_Stated goal:_ Without including any pictures, write out all the entries exactly.

_Input for this task:_
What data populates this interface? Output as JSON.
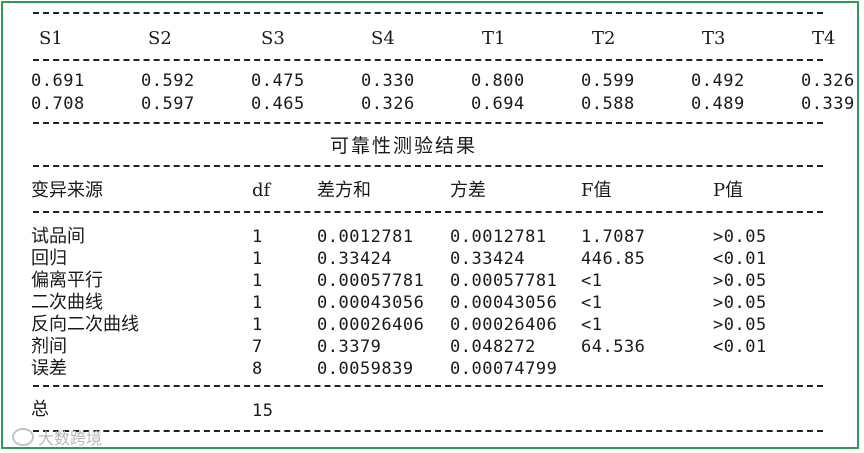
{
  "sample_table": {
    "headers": [
      "S1",
      "S2",
      "S3",
      "S4",
      "T1",
      "T2",
      "T3",
      "T4"
    ],
    "rows": [
      [
        "0.691",
        "0.592",
        "0.475",
        "0.330",
        "0.800",
        "0.599",
        "0.492",
        "0.326"
      ],
      [
        "0.708",
        "0.597",
        "0.465",
        "0.326",
        "0.694",
        "0.588",
        "0.489",
        "0.339"
      ]
    ]
  },
  "section_title": "可靠性测验结果",
  "anova": {
    "headers": [
      "变异来源",
      "df",
      "差方和",
      "方差",
      "F值",
      "P值"
    ],
    "rows": [
      [
        "试品间",
        "1",
        "0.0012781",
        "0.0012781",
        "1.7087",
        ">0.05"
      ],
      [
        "回归",
        "1",
        "0.33424",
        "0.33424",
        "446.85",
        "<0.01"
      ],
      [
        "偏离平行",
        "1",
        "0.00057781",
        "0.00057781",
        "<1",
        ">0.05"
      ],
      [
        "二次曲线",
        "1",
        "0.00043056",
        "0.00043056",
        "<1",
        ">0.05"
      ],
      [
        "反向二次曲线",
        "1",
        "0.00026406",
        "0.00026406",
        "<1",
        ">0.05"
      ],
      [
        "剂间",
        "7",
        "0.3379",
        "0.048272",
        "64.536",
        "<0.01"
      ],
      [
        "误差",
        "8",
        "0.0059839",
        "0.00074799",
        "",
        ""
      ]
    ],
    "total": [
      "总",
      "15"
    ]
  },
  "watermark": "大数跨境",
  "colors": {
    "border": "#2e9a55"
  }
}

_Result of this exercise:_
What data populates this interface? Output as JSON.
{
  "sample_table": {
    "headers": [
      "S1",
      "S2",
      "S3",
      "S4",
      "T1",
      "T2",
      "T3",
      "T4"
    ],
    "rows": [
      [
        "0.691",
        "0.592",
        "0.475",
        "0.330",
        "0.800",
        "0.599",
        "0.492",
        "0.326"
      ],
      [
        "0.708",
        "0.597",
        "0.465",
        "0.326",
        "0.694",
        "0.588",
        "0.489",
        "0.339"
      ]
    ]
  },
  "section_title": "可靠性测验结果",
  "anova": {
    "headers": [
      "变异来源",
      "df",
      "差方和",
      "方差",
      "F值",
      "P值"
    ],
    "rows": [
      [
        "试品间",
        "1",
        "0.0012781",
        "0.0012781",
        "1.7087",
        ">0.05"
      ],
      [
        "回归",
        "1",
        "0.33424",
        "0.33424",
        "446.85",
        "<0.01"
      ],
      [
        "偏离平行",
        "1",
        "0.00057781",
        "0.00057781",
        "<1",
        ">0.05"
      ],
      [
        "二次曲线",
        "1",
        "0.00043056",
        "0.00043056",
        "<1",
        ">0.05"
      ],
      [
        "反向二次曲线",
        "1",
        "0.00026406",
        "0.00026406",
        "<1",
        ">0.05"
      ],
      [
        "剂间",
        "7",
        "0.3379",
        "0.048272",
        "64.536",
        "<0.01"
      ],
      [
        "误差",
        "8",
        "0.0059839",
        "0.00074799",
        "",
        ""
      ]
    ],
    "total": [
      "总",
      "15"
    ]
  },
  "watermark": "大数跨境",
  "colors": {
    "border": "#2e9a55"
  }
}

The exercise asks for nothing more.